-- start of Supplied material --
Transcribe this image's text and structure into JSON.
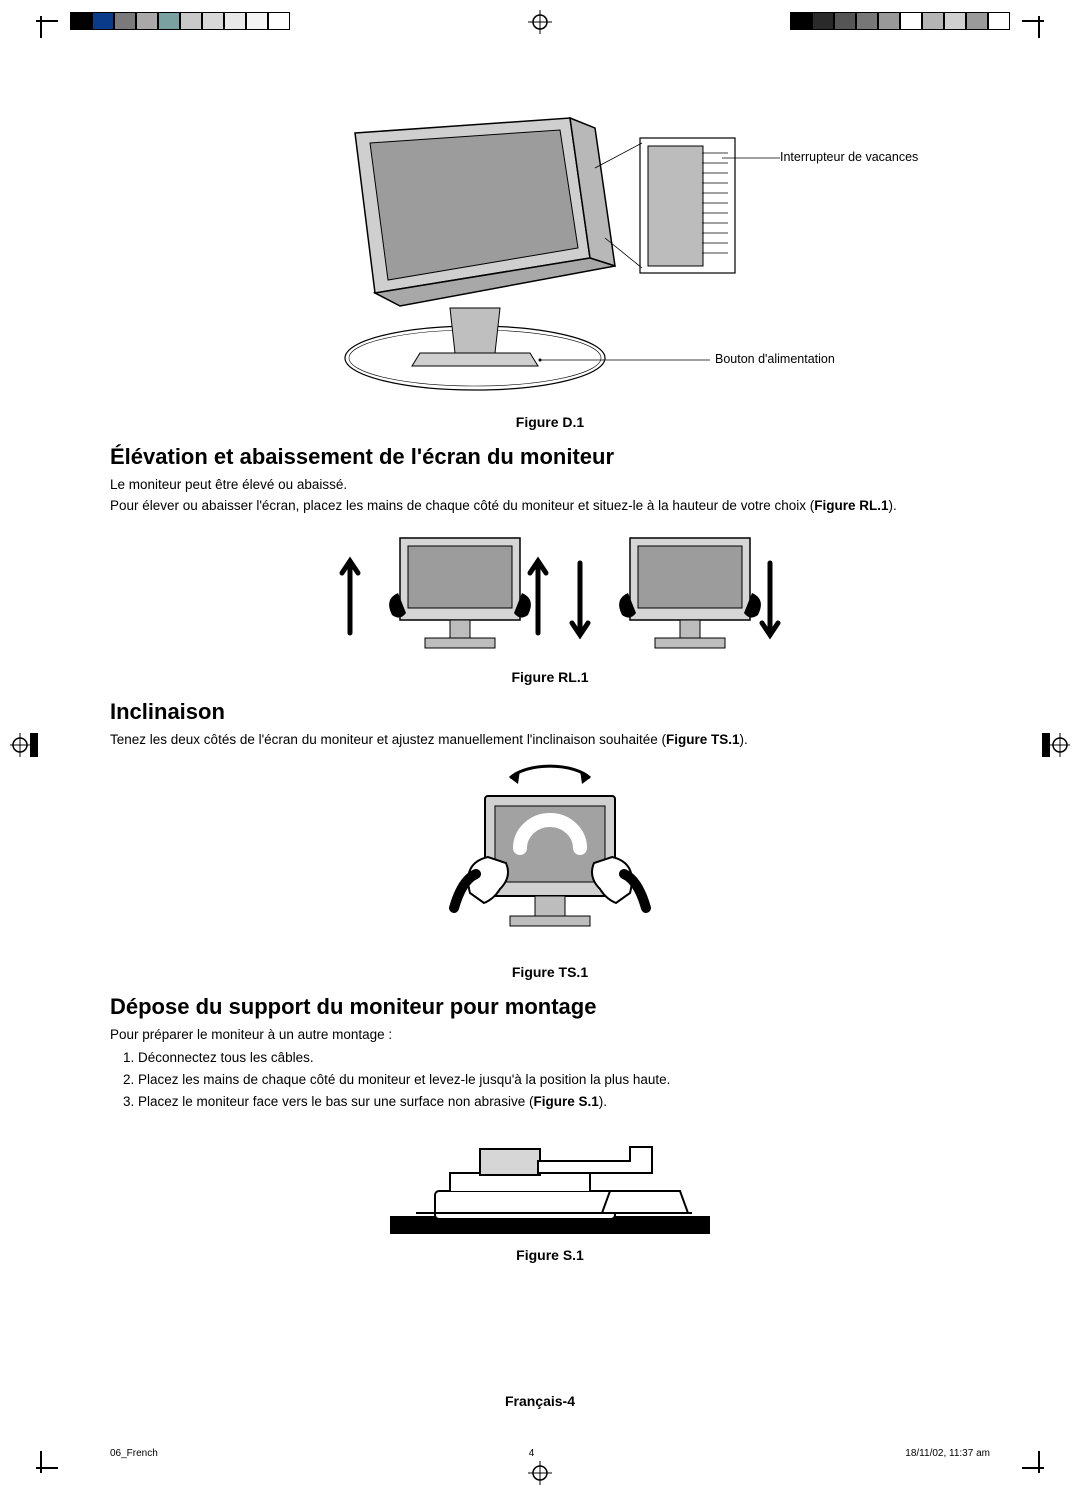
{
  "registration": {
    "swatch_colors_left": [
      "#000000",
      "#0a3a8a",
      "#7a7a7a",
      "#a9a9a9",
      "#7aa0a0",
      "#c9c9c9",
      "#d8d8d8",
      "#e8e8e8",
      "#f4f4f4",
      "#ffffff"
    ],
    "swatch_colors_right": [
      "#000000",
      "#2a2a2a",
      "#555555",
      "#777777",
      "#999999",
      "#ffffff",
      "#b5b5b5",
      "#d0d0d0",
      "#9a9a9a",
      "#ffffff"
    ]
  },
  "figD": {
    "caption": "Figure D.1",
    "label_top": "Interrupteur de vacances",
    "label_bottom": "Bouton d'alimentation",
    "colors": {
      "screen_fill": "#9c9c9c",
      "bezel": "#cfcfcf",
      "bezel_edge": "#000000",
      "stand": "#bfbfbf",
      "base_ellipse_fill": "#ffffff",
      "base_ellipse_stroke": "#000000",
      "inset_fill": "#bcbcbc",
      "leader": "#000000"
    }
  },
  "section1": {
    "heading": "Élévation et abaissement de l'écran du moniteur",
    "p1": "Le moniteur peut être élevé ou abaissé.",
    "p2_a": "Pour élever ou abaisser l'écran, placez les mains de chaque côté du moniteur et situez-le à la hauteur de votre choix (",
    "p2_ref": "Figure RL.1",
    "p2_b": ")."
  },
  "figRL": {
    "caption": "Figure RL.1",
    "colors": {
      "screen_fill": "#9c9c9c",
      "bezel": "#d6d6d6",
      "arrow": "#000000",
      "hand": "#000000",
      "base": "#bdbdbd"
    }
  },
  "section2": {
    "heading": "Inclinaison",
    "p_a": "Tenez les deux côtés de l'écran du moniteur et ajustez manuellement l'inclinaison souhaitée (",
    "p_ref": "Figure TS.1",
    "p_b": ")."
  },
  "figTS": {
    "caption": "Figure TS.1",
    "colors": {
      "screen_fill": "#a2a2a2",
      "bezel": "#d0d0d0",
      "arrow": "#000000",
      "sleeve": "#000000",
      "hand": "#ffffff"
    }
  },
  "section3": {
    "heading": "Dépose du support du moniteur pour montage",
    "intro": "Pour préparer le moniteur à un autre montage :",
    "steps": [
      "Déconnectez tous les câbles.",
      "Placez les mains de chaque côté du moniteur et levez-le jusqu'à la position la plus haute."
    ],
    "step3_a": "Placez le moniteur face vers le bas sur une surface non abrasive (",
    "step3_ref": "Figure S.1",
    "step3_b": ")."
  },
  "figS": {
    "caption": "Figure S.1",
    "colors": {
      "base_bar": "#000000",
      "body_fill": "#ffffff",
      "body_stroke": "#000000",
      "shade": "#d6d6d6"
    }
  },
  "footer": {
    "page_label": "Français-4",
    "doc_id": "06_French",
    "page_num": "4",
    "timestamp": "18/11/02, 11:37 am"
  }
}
-- end of Supplied material --
• **What is required**: Please transcribe the material above exactly as written. Leave the pictures out.

• **Answer to this task**:
Transcribe this image's text and structure into JSON.
{
  "registration": {
    "swatch_colors_left": [
      "#000000",
      "#0a3a8a",
      "#7a7a7a",
      "#a9a9a9",
      "#7aa0a0",
      "#c9c9c9",
      "#d8d8d8",
      "#e8e8e8",
      "#f4f4f4",
      "#ffffff"
    ],
    "swatch_colors_right": [
      "#000000",
      "#2a2a2a",
      "#555555",
      "#777777",
      "#999999",
      "#ffffff",
      "#b5b5b5",
      "#d0d0d0",
      "#9a9a9a",
      "#ffffff"
    ]
  },
  "figD": {
    "caption": "Figure D.1",
    "label_top": "Interrupteur de vacances",
    "label_bottom": "Bouton d'alimentation",
    "colors": {
      "screen_fill": "#9c9c9c",
      "bezel": "#cfcfcf",
      "bezel_edge": "#000000",
      "stand": "#bfbfbf",
      "base_ellipse_fill": "#ffffff",
      "base_ellipse_stroke": "#000000",
      "inset_fill": "#bcbcbc",
      "leader": "#000000"
    }
  },
  "section1": {
    "heading": "Élévation et abaissement de l'écran du moniteur",
    "p1": "Le moniteur peut être élevé ou abaissé.",
    "p2_a": "Pour élever ou abaisser l'écran, placez les mains de chaque côté du moniteur et situez-le à la hauteur de votre choix (",
    "p2_ref": "Figure RL.1",
    "p2_b": ")."
  },
  "figRL": {
    "caption": "Figure RL.1",
    "colors": {
      "screen_fill": "#9c9c9c",
      "bezel": "#d6d6d6",
      "arrow": "#000000",
      "hand": "#000000",
      "base": "#bdbdbd"
    }
  },
  "section2": {
    "heading": "Inclinaison",
    "p_a": "Tenez les deux côtés de l'écran du moniteur et ajustez manuellement l'inclinaison souhaitée (",
    "p_ref": "Figure TS.1",
    "p_b": ")."
  },
  "figTS": {
    "caption": "Figure TS.1",
    "colors": {
      "screen_fill": "#a2a2a2",
      "bezel": "#d0d0d0",
      "arrow": "#000000",
      "sleeve": "#000000",
      "hand": "#ffffff"
    }
  },
  "section3": {
    "heading": "Dépose du support du moniteur pour montage",
    "intro": "Pour préparer le moniteur à un autre montage :",
    "steps": [
      "Déconnectez tous les câbles.",
      "Placez les mains de chaque côté du moniteur et levez-le jusqu'à la position la plus haute."
    ],
    "step3_a": "Placez le moniteur face vers le bas sur une surface non abrasive (",
    "step3_ref": "Figure S.1",
    "step3_b": ")."
  },
  "figS": {
    "caption": "Figure S.1",
    "colors": {
      "base_bar": "#000000",
      "body_fill": "#ffffff",
      "body_stroke": "#000000",
      "shade": "#d6d6d6"
    }
  },
  "footer": {
    "page_label": "Français-4",
    "doc_id": "06_French",
    "page_num": "4",
    "timestamp": "18/11/02, 11:37 am"
  }
}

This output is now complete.